Print the lines of the entries again without any changes, beginning at the line that contains "label-line: Μάλλον Αξίζουν" and stopping after the line that contains "header-subtitle-bar: μία τρίτη".

(Element and coordinate records)
|---|
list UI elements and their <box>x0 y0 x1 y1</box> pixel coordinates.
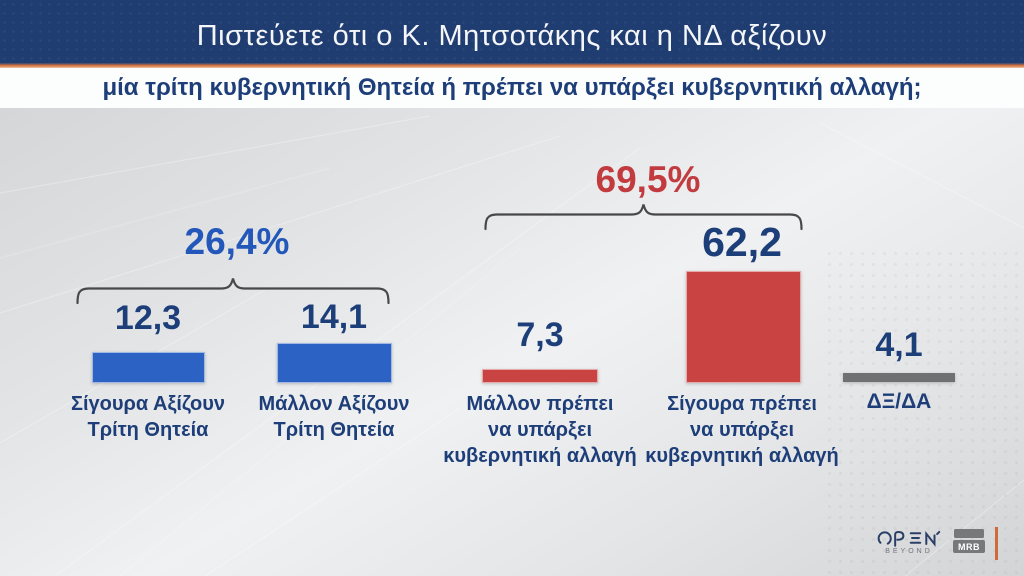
label-line: Μάλλον Αξίζουν <box>258 393 410 415</box>
right-group-total: 69,5% <box>595 159 701 200</box>
label-line: Τρίτη Θητεία <box>273 419 395 441</box>
label-line: Τρίτη Θητεία <box>87 419 209 441</box>
header-subtitle-bar: μία τρίτη κυβερνητική Θητεία ή πρέπει να… <box>0 68 1024 108</box>
bar-dk-da <box>843 373 955 382</box>
label-line: κυβερνητική αλλαγή <box>645 445 839 467</box>
bar-value-certainly-deserve: 12,3 <box>114 299 182 337</box>
header-title: Πιστεύετε ότι ο Κ. Μητσοτάκης και η ΝΔ α… <box>196 20 828 52</box>
open-logo-icon <box>877 530 941 547</box>
label-line: κυβερνητική αλλαγή <box>443 445 637 467</box>
label-line: να υπάρξει <box>690 419 794 441</box>
bar-probably-change <box>482 369 598 383</box>
bar-value-certainly-change: 62,2 <box>702 219 782 265</box>
bar-probably-deserve <box>277 343 392 383</box>
left-group-bracket-icon <box>76 278 390 305</box>
header-title-bar: Πιστεύετε ότι ο Κ. Μητσοτάκης και η ΝΔ α… <box>0 0 1024 63</box>
bar-label-certainly-change: Σίγουρα πρέπει να υπάρξει κυβερνητική αλ… <box>638 391 846 469</box>
label-line: να υπάρξει <box>488 419 592 441</box>
bar-certainly-deserve <box>92 352 205 383</box>
bar-label-dk-da: ΔΞ/ΔΑ <box>843 389 955 415</box>
logo-divider-line <box>995 527 998 560</box>
bar-value-dk-da: 4,1 <box>875 326 923 364</box>
header-accent-line <box>0 63 1024 68</box>
bar-certainly-change <box>686 271 801 383</box>
mrb-label: MRB <box>958 541 980 552</box>
right-group-bracket-icon <box>484 204 803 231</box>
beyond-label: BEYOND <box>885 548 933 555</box>
bar-value-probably-change: 7,3 <box>516 316 564 354</box>
label-line: Σίγουρα Αξίζουν <box>71 393 225 415</box>
bar-label-certainly-deserve: Σίγουρα Αξίζουν Τρίτη Θητεία <box>48 391 248 443</box>
mrb-logo: MRB <box>953 529 985 553</box>
open-tv-logo: BEYOND <box>874 529 944 555</box>
header-subtitle: μία τρίτη κυβερνητική Θητεία ή πρέπει να… <box>102 74 922 101</box>
left-group-total: 26,4% <box>184 221 290 262</box>
bar-label-probably-deserve: Μάλλον Αξίζουν Τρίτη Θητεία <box>234 391 434 443</box>
label-line: Μάλλον πρέπει <box>466 393 614 415</box>
mrb-logo-bar <box>954 529 984 538</box>
mrb-logo-box: MRB <box>953 540 985 553</box>
label-line: Σίγουρα πρέπει <box>667 393 817 415</box>
label-line: ΔΞ/ΔΑ <box>866 390 932 413</box>
bar-value-probably-deserve: 14,1 <box>300 298 368 336</box>
bar-label-probably-change: Μάλλον πρέπει να υπάρξει κυβερνητική αλλ… <box>436 391 644 469</box>
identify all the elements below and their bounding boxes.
|---|
Exercise answer:
label-line: Μάλλον Αξίζουν <box>258 393 410 415</box>
right-group-total: 69,5% <box>595 159 701 200</box>
label-line: Τρίτη Θητεία <box>273 419 395 441</box>
label-line: Τρίτη Θητεία <box>87 419 209 441</box>
header-subtitle-bar: μία τρίτη κυβερνητική Θητεία ή πρέπει να… <box>0 68 1024 108</box>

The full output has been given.